### EXERCISE OBJECTIVE:
Rewrite the rows below, renaming every occurrence of "heart-outline-icon" to "like-heart-icon" and keeping everything else unchanged.

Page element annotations
◇ ◇ ◇ ◇ ◇

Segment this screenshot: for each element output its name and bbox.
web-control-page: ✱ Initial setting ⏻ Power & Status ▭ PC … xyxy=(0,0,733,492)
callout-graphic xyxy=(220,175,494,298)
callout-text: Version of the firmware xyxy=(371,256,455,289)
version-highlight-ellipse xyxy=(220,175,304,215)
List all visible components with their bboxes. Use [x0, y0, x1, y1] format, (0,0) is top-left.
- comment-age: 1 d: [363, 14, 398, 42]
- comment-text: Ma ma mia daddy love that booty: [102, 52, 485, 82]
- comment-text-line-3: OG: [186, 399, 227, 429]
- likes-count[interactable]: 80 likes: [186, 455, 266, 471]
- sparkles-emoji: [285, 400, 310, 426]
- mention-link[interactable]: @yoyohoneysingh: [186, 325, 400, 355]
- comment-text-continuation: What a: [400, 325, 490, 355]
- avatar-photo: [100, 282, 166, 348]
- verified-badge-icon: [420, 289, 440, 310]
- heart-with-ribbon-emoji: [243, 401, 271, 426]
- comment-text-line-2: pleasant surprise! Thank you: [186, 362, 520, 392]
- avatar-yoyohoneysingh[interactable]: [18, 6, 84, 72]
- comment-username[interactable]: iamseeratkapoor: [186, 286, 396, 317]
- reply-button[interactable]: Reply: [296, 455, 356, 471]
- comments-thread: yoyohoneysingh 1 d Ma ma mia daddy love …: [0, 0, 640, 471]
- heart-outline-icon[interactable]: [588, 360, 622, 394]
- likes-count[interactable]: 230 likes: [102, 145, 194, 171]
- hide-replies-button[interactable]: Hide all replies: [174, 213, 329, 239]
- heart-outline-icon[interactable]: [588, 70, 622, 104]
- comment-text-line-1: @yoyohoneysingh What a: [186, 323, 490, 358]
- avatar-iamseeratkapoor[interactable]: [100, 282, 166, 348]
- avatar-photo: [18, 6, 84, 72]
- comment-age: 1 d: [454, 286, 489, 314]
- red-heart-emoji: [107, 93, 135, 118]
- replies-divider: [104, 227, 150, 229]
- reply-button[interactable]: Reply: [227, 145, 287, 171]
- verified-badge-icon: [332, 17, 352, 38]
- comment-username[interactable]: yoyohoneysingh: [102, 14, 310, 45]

◇ ◇ ◇ ◇ ◇

### EXERCISE RESPONSE:
Segment this screenshot: for each element output its name and bbox.
web-control-page: ✱ Initial setting ⏻ Power & Status ▭ PC … xyxy=(0,0,733,492)
callout-graphic xyxy=(220,175,494,298)
callout-text: Version of the firmware xyxy=(371,256,455,289)
version-highlight-ellipse xyxy=(220,175,304,215)
List all visible components with their bboxes. Use [x0, y0, x1, y1] format, (0,0) is top-left.
- comment-age: 1 d: [363, 14, 398, 42]
- comment-text: Ma ma mia daddy love that booty: [102, 52, 485, 82]
- comment-text-line-3: OG: [186, 399, 227, 429]
- likes-count[interactable]: 80 likes: [186, 455, 266, 471]
- sparkles-emoji: [285, 400, 310, 426]
- mention-link[interactable]: @yoyohoneysingh: [186, 325, 400, 355]
- comment-text-continuation: What a: [400, 325, 490, 355]
- avatar-photo: [100, 282, 166, 348]
- verified-badge-icon: [420, 289, 440, 310]
- heart-with-ribbon-emoji: [243, 401, 271, 426]
- comment-text-line-2: pleasant surprise! Thank you: [186, 362, 520, 392]
- avatar-yoyohoneysingh[interactable]: [18, 6, 84, 72]
- comment-username[interactable]: iamseeratkapoor: [186, 286, 396, 317]
- reply-button[interactable]: Reply: [296, 455, 356, 471]
- comments-thread: yoyohoneysingh 1 d Ma ma mia daddy love …: [0, 0, 640, 471]
- like-heart-icon[interactable]: [588, 360, 622, 394]
- likes-count[interactable]: 230 likes: [102, 145, 194, 171]
- hide-replies-button[interactable]: Hide all replies: [174, 213, 329, 239]
- like-heart-icon[interactable]: [588, 70, 622, 104]
- comment-text-line-1: @yoyohoneysingh What a: [186, 323, 490, 358]
- avatar-iamseeratkapoor[interactable]: [100, 282, 166, 348]
- avatar-photo: [18, 6, 84, 72]
- comment-age: 1 d: [454, 286, 489, 314]
- red-heart-emoji: [107, 93, 135, 118]
- replies-divider: [104, 227, 150, 229]
- reply-button[interactable]: Reply: [227, 145, 287, 171]
- verified-badge-icon: [332, 17, 352, 38]
- comment-username[interactable]: yoyohoneysingh: [102, 14, 310, 45]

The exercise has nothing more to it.